## Begin Data extract
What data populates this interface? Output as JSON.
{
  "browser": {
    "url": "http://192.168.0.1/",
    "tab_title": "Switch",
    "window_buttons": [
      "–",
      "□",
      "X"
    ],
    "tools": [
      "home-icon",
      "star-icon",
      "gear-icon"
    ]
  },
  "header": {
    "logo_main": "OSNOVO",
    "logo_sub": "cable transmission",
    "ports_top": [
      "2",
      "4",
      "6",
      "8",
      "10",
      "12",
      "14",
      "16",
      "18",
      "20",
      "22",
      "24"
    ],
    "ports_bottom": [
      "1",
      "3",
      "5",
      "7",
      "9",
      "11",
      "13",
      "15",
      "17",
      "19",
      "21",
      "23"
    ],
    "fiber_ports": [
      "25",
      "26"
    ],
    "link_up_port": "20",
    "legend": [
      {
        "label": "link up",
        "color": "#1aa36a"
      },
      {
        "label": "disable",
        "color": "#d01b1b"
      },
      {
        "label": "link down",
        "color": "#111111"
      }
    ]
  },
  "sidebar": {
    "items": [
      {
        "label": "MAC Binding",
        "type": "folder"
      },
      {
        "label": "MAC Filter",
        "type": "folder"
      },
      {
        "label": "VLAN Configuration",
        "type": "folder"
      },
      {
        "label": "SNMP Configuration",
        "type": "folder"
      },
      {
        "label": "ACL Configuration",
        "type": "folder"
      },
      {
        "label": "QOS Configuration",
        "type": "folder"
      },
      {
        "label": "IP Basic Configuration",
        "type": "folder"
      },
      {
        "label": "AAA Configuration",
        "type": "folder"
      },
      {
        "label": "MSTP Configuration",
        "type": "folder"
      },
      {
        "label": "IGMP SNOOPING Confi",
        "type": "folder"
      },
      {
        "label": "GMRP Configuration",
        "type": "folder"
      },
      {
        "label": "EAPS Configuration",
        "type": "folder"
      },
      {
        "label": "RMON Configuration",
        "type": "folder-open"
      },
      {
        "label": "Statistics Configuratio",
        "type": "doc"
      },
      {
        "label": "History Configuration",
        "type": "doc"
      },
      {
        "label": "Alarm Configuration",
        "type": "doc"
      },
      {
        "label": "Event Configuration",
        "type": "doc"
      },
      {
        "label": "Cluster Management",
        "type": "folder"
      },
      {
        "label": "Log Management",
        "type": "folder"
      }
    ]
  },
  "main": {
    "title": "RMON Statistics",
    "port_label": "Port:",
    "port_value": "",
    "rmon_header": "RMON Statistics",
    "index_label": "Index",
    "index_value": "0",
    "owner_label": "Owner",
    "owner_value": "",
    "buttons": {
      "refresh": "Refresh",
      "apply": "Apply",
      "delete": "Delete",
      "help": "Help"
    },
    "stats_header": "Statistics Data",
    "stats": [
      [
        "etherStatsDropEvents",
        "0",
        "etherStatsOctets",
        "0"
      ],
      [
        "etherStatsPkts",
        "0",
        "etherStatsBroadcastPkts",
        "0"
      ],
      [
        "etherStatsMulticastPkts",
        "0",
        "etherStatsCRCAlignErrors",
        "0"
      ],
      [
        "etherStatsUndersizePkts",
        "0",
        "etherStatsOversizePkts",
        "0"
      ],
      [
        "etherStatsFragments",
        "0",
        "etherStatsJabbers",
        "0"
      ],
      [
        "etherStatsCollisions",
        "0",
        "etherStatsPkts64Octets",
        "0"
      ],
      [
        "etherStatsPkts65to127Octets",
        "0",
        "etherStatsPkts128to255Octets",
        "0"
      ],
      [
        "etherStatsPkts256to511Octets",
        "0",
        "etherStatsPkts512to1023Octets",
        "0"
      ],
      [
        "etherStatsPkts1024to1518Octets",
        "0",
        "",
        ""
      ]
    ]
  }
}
## End Data extract
◆ **What is expected**
Wherever the string "Statistics" appears in the entries above, list that line.

◆ **Exercise solution**
        "label": "Statistics Configuratio",
    "title": "RMON Statistics",
    "rmon_header": "RMON Statistics",
    "stats_header": "Statistics Data",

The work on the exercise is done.